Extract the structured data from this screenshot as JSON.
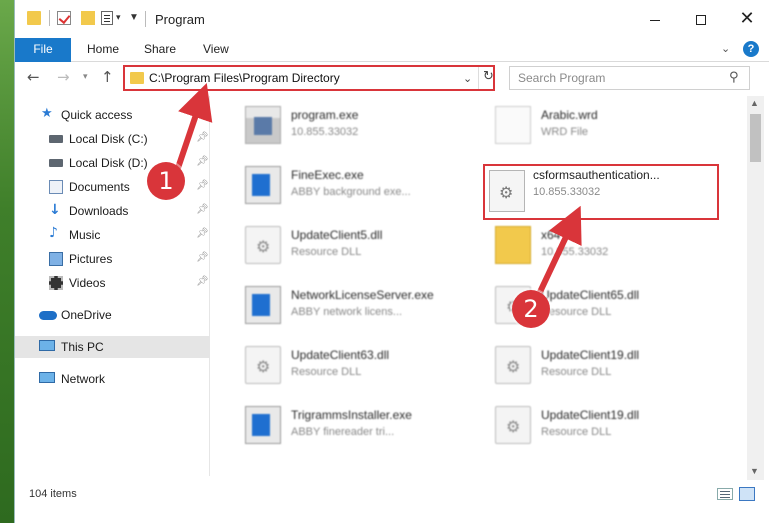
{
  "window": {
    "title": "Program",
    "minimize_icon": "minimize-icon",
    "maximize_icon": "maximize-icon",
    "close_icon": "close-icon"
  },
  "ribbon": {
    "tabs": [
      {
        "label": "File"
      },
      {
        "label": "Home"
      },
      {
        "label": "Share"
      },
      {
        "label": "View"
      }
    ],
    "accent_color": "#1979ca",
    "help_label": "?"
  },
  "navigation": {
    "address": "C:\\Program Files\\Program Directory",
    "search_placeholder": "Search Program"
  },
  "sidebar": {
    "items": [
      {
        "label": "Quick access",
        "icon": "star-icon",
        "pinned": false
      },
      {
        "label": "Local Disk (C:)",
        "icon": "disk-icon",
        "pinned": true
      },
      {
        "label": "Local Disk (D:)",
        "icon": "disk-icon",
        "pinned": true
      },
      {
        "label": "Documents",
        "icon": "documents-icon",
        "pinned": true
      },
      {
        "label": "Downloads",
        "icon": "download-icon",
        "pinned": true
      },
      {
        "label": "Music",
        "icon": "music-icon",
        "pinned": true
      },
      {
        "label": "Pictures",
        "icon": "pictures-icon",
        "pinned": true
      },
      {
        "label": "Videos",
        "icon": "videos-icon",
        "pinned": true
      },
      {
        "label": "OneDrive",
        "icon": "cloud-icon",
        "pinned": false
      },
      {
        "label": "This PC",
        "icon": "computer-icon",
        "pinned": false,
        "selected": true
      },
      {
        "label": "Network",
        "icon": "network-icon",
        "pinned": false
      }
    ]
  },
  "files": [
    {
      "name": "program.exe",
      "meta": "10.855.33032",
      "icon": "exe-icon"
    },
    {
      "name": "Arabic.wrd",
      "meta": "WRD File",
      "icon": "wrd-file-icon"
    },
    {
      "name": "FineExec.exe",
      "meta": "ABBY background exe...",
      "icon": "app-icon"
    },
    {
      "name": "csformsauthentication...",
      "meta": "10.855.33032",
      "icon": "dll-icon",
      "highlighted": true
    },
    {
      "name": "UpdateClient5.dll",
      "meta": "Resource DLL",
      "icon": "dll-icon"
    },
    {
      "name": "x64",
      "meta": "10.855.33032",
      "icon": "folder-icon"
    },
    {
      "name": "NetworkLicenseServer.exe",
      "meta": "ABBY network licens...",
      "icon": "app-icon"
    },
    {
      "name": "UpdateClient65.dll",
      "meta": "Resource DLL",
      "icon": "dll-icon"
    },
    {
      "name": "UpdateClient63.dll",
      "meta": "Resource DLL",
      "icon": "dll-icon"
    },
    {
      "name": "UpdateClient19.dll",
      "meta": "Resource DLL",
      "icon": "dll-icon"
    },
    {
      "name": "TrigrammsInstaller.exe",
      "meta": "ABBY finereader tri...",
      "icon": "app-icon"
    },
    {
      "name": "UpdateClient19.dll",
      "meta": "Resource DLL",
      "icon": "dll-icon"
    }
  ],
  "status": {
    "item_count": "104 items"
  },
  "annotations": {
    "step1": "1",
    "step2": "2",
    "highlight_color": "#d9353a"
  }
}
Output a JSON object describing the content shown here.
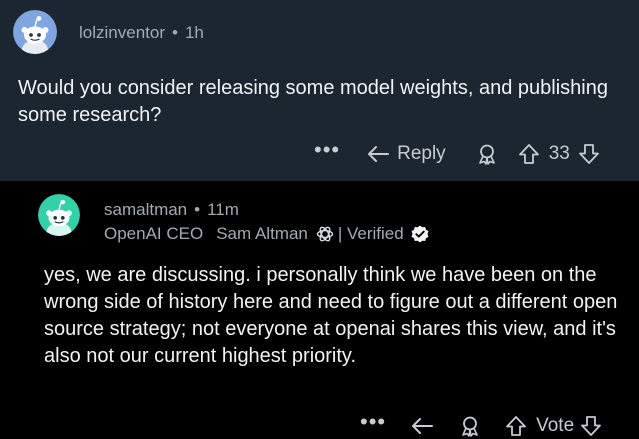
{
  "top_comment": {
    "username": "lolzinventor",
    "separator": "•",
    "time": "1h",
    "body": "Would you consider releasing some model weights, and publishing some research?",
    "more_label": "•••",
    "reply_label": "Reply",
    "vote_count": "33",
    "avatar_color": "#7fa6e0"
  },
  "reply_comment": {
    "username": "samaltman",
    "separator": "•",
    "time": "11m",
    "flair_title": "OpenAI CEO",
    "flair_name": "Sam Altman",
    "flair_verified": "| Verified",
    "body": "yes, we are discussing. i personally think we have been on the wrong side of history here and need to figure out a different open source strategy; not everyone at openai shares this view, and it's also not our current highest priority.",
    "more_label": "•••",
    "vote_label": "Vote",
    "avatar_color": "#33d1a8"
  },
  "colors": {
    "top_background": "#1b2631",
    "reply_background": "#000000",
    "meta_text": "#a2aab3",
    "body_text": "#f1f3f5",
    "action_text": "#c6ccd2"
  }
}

================================

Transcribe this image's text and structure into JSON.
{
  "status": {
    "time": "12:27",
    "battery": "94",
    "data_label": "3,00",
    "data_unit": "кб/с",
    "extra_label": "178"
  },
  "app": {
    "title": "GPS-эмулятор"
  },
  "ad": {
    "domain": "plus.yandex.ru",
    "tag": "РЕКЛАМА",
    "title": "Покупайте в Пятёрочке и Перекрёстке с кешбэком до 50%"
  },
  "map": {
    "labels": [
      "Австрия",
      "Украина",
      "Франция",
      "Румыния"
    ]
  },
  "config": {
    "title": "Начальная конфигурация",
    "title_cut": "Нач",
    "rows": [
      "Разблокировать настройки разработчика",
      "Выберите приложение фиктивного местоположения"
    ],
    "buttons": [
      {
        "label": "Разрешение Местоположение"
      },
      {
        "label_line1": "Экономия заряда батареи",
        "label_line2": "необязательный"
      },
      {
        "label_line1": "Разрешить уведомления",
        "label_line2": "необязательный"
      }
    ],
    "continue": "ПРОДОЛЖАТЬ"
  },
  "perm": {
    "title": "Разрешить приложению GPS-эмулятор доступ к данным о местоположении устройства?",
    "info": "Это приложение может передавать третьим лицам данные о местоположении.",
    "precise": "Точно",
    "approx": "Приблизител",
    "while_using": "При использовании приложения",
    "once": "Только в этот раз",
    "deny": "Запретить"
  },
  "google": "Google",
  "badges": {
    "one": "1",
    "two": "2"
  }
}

================================

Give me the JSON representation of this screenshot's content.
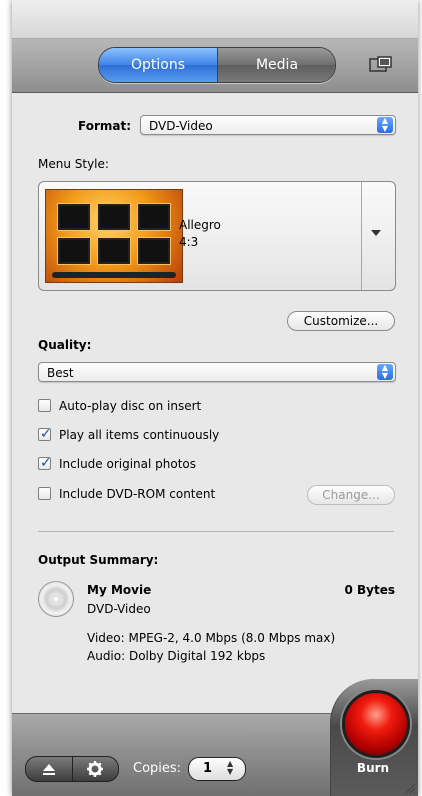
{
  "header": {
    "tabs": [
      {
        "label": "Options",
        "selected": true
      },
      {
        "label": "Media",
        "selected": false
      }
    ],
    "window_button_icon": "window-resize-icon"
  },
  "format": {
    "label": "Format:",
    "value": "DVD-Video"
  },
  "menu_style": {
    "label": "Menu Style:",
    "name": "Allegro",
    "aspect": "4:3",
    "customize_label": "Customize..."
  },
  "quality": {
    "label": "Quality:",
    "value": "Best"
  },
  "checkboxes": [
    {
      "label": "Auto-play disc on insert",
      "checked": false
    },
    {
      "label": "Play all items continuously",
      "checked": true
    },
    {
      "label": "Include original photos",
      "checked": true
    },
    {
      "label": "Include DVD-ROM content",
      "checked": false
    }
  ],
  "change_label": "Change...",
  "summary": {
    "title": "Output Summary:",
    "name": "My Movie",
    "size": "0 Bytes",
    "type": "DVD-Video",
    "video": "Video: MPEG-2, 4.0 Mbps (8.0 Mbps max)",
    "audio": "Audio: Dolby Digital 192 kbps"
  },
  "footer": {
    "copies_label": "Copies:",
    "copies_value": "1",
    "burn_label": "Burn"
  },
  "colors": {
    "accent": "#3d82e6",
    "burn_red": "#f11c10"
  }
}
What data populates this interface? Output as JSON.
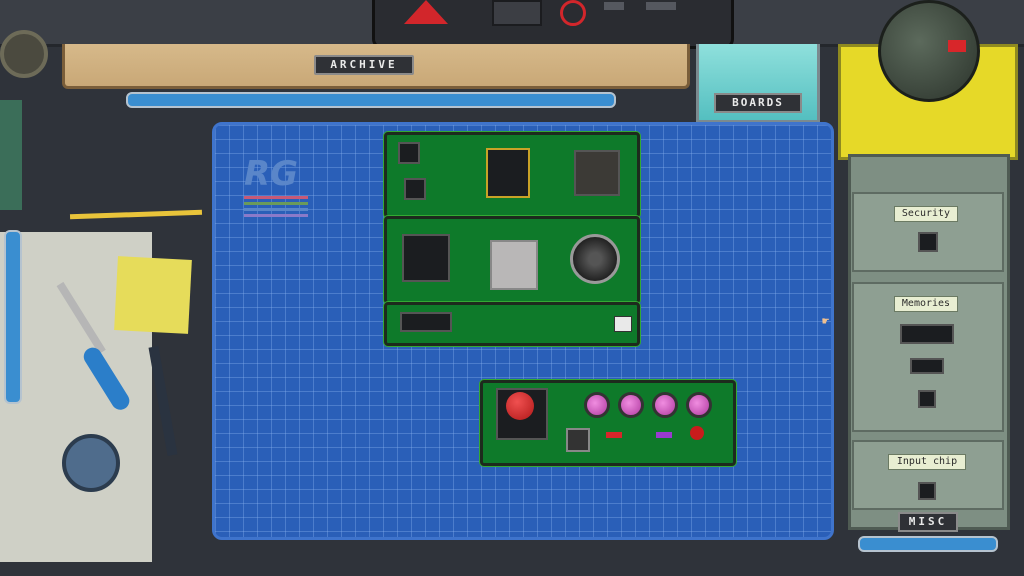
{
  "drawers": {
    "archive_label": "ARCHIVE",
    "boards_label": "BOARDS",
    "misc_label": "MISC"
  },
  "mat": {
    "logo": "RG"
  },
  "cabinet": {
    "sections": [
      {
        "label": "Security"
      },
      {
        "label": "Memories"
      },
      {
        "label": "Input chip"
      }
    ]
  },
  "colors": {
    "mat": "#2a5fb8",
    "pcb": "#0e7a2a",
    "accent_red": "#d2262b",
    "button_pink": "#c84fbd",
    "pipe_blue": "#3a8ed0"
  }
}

================================

» STATED GOAL: Go through the records line by line and count those containing the string "items". Give only the total.

» SOLUTION TO THIS PROBLEM: 3